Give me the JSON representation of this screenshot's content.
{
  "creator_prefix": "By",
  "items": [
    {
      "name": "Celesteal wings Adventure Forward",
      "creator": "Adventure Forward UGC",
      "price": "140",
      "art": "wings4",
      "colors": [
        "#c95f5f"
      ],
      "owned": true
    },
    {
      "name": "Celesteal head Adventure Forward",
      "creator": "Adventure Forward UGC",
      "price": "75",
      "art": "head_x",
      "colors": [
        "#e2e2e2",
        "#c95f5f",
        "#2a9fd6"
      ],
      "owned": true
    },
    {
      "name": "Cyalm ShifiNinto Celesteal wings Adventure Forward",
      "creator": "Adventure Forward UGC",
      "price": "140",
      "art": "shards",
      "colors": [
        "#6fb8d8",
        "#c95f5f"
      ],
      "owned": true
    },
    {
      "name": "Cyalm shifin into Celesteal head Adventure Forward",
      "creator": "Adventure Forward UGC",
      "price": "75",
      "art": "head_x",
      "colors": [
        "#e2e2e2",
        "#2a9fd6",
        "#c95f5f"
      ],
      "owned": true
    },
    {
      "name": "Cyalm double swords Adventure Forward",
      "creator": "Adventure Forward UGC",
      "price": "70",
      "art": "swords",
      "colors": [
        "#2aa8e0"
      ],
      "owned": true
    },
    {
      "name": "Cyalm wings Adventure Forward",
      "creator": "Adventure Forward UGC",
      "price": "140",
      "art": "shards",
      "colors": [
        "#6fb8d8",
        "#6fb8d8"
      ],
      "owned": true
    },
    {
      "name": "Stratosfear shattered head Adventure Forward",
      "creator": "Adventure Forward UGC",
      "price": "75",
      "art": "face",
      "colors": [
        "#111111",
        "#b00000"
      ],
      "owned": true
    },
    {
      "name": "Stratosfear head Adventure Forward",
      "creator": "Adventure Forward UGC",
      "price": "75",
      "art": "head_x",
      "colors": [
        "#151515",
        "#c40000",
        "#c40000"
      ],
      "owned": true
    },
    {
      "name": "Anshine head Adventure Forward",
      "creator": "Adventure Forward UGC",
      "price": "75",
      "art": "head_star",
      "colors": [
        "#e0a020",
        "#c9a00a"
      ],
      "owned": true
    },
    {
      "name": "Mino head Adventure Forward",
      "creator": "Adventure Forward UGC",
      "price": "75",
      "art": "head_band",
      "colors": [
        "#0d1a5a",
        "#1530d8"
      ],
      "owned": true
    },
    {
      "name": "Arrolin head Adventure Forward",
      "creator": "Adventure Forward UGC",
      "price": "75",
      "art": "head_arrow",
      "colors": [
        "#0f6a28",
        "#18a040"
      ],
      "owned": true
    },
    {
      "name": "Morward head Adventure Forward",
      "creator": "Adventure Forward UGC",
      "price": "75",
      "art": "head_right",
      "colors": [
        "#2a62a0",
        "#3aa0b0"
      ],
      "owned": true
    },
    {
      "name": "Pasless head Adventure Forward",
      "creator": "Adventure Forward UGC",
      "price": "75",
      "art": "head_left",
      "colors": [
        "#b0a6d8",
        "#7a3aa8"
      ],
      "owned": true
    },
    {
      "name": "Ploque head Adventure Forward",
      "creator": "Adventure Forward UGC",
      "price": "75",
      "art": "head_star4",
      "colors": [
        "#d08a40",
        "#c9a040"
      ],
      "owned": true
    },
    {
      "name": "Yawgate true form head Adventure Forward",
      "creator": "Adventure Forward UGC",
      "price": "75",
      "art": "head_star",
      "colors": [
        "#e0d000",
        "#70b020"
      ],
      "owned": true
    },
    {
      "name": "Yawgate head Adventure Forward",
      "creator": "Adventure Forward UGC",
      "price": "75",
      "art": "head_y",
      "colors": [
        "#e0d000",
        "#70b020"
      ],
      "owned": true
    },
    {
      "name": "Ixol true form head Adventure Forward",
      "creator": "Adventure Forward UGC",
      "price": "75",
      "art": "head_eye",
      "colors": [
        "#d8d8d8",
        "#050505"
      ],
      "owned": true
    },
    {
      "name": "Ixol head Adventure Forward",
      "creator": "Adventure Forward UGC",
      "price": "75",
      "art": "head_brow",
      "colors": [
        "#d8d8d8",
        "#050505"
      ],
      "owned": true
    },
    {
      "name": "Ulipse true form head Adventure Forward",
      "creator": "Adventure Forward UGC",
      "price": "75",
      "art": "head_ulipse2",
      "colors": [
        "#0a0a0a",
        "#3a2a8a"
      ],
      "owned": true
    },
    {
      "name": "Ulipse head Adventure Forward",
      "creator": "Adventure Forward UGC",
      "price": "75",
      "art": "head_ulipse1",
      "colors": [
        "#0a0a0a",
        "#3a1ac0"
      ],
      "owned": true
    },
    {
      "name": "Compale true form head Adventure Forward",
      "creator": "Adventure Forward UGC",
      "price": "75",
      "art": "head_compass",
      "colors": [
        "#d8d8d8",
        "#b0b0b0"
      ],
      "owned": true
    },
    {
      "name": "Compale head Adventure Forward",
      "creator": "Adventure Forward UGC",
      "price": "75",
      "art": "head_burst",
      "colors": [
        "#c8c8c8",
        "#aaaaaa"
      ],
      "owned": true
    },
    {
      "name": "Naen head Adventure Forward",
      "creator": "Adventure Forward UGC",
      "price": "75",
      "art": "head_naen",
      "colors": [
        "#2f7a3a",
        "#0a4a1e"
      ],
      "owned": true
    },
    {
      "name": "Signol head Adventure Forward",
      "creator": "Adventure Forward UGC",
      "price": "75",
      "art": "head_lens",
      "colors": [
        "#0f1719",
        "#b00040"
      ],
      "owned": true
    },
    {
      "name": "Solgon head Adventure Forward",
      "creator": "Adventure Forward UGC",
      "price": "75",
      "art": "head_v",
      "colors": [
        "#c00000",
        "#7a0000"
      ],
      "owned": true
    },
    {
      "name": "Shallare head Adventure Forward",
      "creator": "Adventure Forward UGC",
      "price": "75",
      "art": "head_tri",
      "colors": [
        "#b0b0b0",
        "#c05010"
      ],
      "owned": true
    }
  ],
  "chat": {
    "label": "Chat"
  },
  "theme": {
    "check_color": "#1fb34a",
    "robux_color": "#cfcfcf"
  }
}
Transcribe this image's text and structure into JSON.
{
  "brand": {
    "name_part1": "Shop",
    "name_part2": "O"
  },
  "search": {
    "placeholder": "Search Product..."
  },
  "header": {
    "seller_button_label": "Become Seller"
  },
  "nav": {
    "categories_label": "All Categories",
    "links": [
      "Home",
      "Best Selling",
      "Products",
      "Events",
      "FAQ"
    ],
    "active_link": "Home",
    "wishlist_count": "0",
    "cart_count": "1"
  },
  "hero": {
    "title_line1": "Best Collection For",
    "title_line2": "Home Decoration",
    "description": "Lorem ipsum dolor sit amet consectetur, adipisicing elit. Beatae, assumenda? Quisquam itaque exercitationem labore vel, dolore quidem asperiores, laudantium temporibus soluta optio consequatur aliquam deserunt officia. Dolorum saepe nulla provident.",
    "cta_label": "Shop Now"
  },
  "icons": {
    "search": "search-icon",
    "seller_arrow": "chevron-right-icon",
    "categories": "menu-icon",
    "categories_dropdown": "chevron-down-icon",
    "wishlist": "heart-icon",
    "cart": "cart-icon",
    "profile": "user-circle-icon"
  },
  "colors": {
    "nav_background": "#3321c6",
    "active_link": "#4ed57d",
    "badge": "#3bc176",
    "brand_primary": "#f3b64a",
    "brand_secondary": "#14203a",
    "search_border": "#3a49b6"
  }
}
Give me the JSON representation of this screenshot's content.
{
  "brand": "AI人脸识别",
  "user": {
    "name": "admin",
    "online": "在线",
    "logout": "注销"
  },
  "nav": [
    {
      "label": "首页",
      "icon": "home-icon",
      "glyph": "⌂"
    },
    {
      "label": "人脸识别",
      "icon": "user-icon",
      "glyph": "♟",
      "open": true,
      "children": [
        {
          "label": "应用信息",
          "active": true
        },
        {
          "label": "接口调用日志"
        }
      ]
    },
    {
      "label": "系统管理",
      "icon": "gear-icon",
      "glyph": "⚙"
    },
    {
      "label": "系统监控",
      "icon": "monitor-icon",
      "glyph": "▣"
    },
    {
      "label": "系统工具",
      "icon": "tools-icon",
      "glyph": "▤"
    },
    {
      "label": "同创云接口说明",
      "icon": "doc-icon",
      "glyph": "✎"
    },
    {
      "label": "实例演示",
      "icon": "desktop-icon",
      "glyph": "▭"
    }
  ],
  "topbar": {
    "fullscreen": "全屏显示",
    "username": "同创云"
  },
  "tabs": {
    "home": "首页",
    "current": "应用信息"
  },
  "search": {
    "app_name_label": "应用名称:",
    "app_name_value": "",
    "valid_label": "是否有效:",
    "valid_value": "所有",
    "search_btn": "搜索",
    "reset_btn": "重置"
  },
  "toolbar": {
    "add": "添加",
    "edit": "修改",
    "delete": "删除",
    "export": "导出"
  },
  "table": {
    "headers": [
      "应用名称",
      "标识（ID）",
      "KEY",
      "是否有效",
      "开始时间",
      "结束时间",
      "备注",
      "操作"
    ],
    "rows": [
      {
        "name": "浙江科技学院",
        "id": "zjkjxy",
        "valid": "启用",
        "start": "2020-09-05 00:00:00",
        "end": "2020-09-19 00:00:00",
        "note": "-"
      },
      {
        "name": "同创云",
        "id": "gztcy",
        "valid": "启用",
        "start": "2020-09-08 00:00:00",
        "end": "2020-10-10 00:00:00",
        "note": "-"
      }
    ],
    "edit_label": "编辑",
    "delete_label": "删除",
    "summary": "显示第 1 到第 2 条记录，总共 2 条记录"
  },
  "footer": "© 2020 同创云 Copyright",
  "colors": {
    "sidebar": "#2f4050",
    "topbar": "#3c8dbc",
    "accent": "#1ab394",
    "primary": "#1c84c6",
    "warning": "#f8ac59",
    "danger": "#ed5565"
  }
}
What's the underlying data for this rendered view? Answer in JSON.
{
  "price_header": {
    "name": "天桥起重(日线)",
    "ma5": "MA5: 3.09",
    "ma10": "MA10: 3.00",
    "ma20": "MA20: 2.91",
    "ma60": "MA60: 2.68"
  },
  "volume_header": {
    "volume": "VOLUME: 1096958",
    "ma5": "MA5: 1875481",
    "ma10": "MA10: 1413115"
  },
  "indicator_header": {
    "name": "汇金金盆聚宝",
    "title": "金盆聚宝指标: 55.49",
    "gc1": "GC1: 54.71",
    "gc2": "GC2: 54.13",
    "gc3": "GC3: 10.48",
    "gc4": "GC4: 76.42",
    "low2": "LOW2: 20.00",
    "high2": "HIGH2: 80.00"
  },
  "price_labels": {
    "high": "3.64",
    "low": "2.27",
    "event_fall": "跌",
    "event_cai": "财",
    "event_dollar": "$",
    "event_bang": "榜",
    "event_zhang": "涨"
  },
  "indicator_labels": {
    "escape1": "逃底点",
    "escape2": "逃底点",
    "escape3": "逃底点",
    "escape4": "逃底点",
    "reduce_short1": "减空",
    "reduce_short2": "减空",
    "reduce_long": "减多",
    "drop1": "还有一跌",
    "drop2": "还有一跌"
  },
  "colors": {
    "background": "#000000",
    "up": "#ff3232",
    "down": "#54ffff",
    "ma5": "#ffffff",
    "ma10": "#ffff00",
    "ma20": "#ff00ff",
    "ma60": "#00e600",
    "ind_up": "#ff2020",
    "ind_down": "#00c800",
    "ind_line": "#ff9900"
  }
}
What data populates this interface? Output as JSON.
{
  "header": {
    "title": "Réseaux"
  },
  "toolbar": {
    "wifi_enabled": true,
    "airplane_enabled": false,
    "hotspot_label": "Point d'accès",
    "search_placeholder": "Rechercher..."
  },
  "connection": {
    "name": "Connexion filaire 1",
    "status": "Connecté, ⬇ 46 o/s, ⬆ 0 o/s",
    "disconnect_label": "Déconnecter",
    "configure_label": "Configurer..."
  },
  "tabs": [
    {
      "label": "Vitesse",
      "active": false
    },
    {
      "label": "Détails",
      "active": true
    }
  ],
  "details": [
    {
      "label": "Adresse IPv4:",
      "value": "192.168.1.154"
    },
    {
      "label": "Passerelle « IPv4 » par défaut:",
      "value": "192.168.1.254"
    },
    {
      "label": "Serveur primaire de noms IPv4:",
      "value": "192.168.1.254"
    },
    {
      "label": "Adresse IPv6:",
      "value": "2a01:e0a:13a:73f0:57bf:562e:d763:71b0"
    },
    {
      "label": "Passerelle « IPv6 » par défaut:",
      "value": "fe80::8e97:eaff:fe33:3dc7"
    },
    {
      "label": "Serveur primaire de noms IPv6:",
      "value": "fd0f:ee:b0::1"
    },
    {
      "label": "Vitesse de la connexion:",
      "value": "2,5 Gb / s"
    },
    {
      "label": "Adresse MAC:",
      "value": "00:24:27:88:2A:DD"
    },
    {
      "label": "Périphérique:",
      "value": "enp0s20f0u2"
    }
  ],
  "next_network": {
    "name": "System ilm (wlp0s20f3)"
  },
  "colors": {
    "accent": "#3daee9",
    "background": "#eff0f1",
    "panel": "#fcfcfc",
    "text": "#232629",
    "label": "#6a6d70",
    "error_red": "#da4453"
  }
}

⁂

**PROBLEM REQUIREMENTS:**
Each line holding "swords" must be found and copied.

**RESPONSE TO THE EXERCISE:**
      "name": "Cyalm double swords Adventure Forward",
      "art": "swords",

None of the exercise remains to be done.